§ **Challenge**:
Extract each line of the material that follows exactly and omit its pictures.
━━━ Records provided
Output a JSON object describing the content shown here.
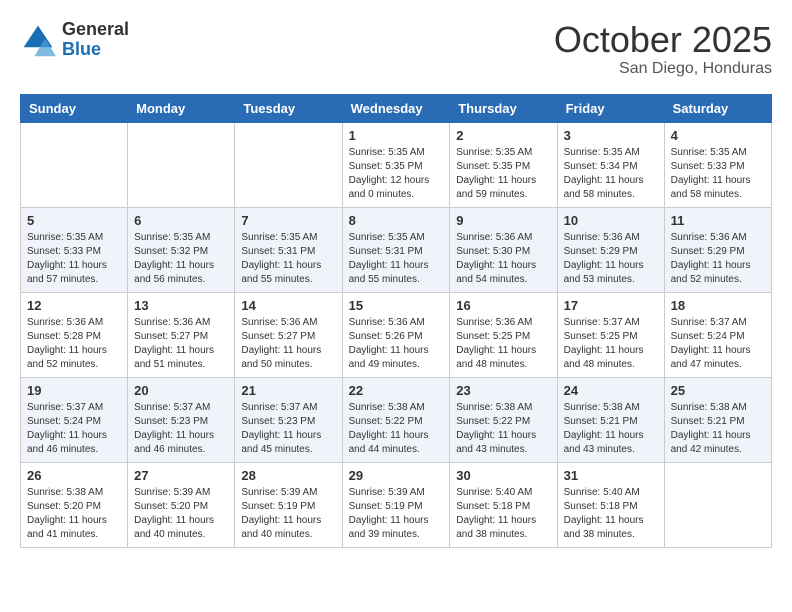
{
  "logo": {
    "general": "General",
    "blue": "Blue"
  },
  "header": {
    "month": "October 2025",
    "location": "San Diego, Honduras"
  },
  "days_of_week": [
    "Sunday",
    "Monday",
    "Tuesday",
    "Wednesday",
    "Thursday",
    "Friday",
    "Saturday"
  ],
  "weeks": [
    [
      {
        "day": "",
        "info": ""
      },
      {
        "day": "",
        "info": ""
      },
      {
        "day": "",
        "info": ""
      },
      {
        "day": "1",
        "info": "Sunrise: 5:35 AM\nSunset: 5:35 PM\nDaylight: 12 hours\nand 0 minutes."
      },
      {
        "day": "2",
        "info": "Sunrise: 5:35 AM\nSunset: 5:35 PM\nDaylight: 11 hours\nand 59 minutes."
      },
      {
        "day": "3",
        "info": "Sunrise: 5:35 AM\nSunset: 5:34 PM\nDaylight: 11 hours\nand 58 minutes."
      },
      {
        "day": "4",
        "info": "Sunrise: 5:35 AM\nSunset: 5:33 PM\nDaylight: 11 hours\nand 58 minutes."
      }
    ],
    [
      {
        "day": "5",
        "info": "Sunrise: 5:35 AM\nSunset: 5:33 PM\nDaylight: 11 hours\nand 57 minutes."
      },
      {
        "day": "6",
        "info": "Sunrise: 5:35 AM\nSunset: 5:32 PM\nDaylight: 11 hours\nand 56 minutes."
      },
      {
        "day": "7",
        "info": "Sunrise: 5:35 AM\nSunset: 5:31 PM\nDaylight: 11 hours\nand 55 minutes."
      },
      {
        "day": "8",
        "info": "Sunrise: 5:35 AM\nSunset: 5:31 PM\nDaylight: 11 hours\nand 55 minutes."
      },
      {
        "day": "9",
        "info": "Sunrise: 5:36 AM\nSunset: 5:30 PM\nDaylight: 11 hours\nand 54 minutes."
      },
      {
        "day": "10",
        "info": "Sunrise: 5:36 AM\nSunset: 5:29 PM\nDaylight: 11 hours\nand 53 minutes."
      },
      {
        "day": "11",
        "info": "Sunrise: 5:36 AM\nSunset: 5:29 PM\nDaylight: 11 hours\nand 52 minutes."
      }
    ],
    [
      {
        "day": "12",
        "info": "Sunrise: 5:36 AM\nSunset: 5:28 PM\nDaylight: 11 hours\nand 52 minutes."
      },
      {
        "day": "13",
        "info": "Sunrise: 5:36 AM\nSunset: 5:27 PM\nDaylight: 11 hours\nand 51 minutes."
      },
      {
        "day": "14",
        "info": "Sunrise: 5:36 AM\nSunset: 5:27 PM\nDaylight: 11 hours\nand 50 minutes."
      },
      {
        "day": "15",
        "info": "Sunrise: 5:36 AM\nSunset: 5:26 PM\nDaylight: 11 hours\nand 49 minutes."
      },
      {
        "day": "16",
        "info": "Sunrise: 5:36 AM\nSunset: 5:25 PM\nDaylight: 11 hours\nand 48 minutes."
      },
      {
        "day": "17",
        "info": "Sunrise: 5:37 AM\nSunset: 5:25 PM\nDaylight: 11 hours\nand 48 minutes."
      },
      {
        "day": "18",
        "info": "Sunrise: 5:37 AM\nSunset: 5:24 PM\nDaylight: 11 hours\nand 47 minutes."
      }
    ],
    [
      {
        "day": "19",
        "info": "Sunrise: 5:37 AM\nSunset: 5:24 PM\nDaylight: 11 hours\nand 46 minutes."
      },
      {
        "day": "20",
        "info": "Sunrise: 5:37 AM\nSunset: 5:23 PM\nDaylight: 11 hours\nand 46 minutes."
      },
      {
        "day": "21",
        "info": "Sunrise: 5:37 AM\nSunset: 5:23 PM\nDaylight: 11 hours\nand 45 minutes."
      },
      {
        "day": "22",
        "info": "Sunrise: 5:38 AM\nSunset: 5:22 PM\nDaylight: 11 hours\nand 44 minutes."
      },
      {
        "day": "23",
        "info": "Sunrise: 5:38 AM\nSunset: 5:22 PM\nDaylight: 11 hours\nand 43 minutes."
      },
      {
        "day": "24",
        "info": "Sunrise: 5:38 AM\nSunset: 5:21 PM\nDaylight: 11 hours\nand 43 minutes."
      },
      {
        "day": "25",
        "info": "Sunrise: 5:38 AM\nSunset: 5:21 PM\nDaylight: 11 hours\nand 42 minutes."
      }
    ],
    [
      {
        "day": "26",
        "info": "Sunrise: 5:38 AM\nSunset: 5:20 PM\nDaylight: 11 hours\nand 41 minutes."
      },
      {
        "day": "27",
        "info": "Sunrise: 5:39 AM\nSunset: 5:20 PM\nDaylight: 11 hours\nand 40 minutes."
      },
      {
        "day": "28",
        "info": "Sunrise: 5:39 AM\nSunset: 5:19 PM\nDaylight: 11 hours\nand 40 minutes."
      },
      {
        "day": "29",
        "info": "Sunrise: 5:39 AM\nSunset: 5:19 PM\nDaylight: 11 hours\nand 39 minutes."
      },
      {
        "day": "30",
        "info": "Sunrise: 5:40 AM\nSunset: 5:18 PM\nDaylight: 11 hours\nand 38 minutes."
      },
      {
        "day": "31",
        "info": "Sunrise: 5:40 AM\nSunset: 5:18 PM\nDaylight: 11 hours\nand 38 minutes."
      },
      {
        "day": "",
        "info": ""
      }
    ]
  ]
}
━━━━━━
§ **Exercise output**:
Output a JSON object describing the content shown here.
{
  "logo": {
    "general": "General",
    "blue": "Blue"
  },
  "header": {
    "month": "October 2025",
    "location": "San Diego, Honduras"
  },
  "days_of_week": [
    "Sunday",
    "Monday",
    "Tuesday",
    "Wednesday",
    "Thursday",
    "Friday",
    "Saturday"
  ],
  "weeks": [
    [
      {
        "day": "",
        "info": ""
      },
      {
        "day": "",
        "info": ""
      },
      {
        "day": "",
        "info": ""
      },
      {
        "day": "1",
        "info": "Sunrise: 5:35 AM\nSunset: 5:35 PM\nDaylight: 12 hours\nand 0 minutes."
      },
      {
        "day": "2",
        "info": "Sunrise: 5:35 AM\nSunset: 5:35 PM\nDaylight: 11 hours\nand 59 minutes."
      },
      {
        "day": "3",
        "info": "Sunrise: 5:35 AM\nSunset: 5:34 PM\nDaylight: 11 hours\nand 58 minutes."
      },
      {
        "day": "4",
        "info": "Sunrise: 5:35 AM\nSunset: 5:33 PM\nDaylight: 11 hours\nand 58 minutes."
      }
    ],
    [
      {
        "day": "5",
        "info": "Sunrise: 5:35 AM\nSunset: 5:33 PM\nDaylight: 11 hours\nand 57 minutes."
      },
      {
        "day": "6",
        "info": "Sunrise: 5:35 AM\nSunset: 5:32 PM\nDaylight: 11 hours\nand 56 minutes."
      },
      {
        "day": "7",
        "info": "Sunrise: 5:35 AM\nSunset: 5:31 PM\nDaylight: 11 hours\nand 55 minutes."
      },
      {
        "day": "8",
        "info": "Sunrise: 5:35 AM\nSunset: 5:31 PM\nDaylight: 11 hours\nand 55 minutes."
      },
      {
        "day": "9",
        "info": "Sunrise: 5:36 AM\nSunset: 5:30 PM\nDaylight: 11 hours\nand 54 minutes."
      },
      {
        "day": "10",
        "info": "Sunrise: 5:36 AM\nSunset: 5:29 PM\nDaylight: 11 hours\nand 53 minutes."
      },
      {
        "day": "11",
        "info": "Sunrise: 5:36 AM\nSunset: 5:29 PM\nDaylight: 11 hours\nand 52 minutes."
      }
    ],
    [
      {
        "day": "12",
        "info": "Sunrise: 5:36 AM\nSunset: 5:28 PM\nDaylight: 11 hours\nand 52 minutes."
      },
      {
        "day": "13",
        "info": "Sunrise: 5:36 AM\nSunset: 5:27 PM\nDaylight: 11 hours\nand 51 minutes."
      },
      {
        "day": "14",
        "info": "Sunrise: 5:36 AM\nSunset: 5:27 PM\nDaylight: 11 hours\nand 50 minutes."
      },
      {
        "day": "15",
        "info": "Sunrise: 5:36 AM\nSunset: 5:26 PM\nDaylight: 11 hours\nand 49 minutes."
      },
      {
        "day": "16",
        "info": "Sunrise: 5:36 AM\nSunset: 5:25 PM\nDaylight: 11 hours\nand 48 minutes."
      },
      {
        "day": "17",
        "info": "Sunrise: 5:37 AM\nSunset: 5:25 PM\nDaylight: 11 hours\nand 48 minutes."
      },
      {
        "day": "18",
        "info": "Sunrise: 5:37 AM\nSunset: 5:24 PM\nDaylight: 11 hours\nand 47 minutes."
      }
    ],
    [
      {
        "day": "19",
        "info": "Sunrise: 5:37 AM\nSunset: 5:24 PM\nDaylight: 11 hours\nand 46 minutes."
      },
      {
        "day": "20",
        "info": "Sunrise: 5:37 AM\nSunset: 5:23 PM\nDaylight: 11 hours\nand 46 minutes."
      },
      {
        "day": "21",
        "info": "Sunrise: 5:37 AM\nSunset: 5:23 PM\nDaylight: 11 hours\nand 45 minutes."
      },
      {
        "day": "22",
        "info": "Sunrise: 5:38 AM\nSunset: 5:22 PM\nDaylight: 11 hours\nand 44 minutes."
      },
      {
        "day": "23",
        "info": "Sunrise: 5:38 AM\nSunset: 5:22 PM\nDaylight: 11 hours\nand 43 minutes."
      },
      {
        "day": "24",
        "info": "Sunrise: 5:38 AM\nSunset: 5:21 PM\nDaylight: 11 hours\nand 43 minutes."
      },
      {
        "day": "25",
        "info": "Sunrise: 5:38 AM\nSunset: 5:21 PM\nDaylight: 11 hours\nand 42 minutes."
      }
    ],
    [
      {
        "day": "26",
        "info": "Sunrise: 5:38 AM\nSunset: 5:20 PM\nDaylight: 11 hours\nand 41 minutes."
      },
      {
        "day": "27",
        "info": "Sunrise: 5:39 AM\nSunset: 5:20 PM\nDaylight: 11 hours\nand 40 minutes."
      },
      {
        "day": "28",
        "info": "Sunrise: 5:39 AM\nSunset: 5:19 PM\nDaylight: 11 hours\nand 40 minutes."
      },
      {
        "day": "29",
        "info": "Sunrise: 5:39 AM\nSunset: 5:19 PM\nDaylight: 11 hours\nand 39 minutes."
      },
      {
        "day": "30",
        "info": "Sunrise: 5:40 AM\nSunset: 5:18 PM\nDaylight: 11 hours\nand 38 minutes."
      },
      {
        "day": "31",
        "info": "Sunrise: 5:40 AM\nSunset: 5:18 PM\nDaylight: 11 hours\nand 38 minutes."
      },
      {
        "day": "",
        "info": ""
      }
    ]
  ]
}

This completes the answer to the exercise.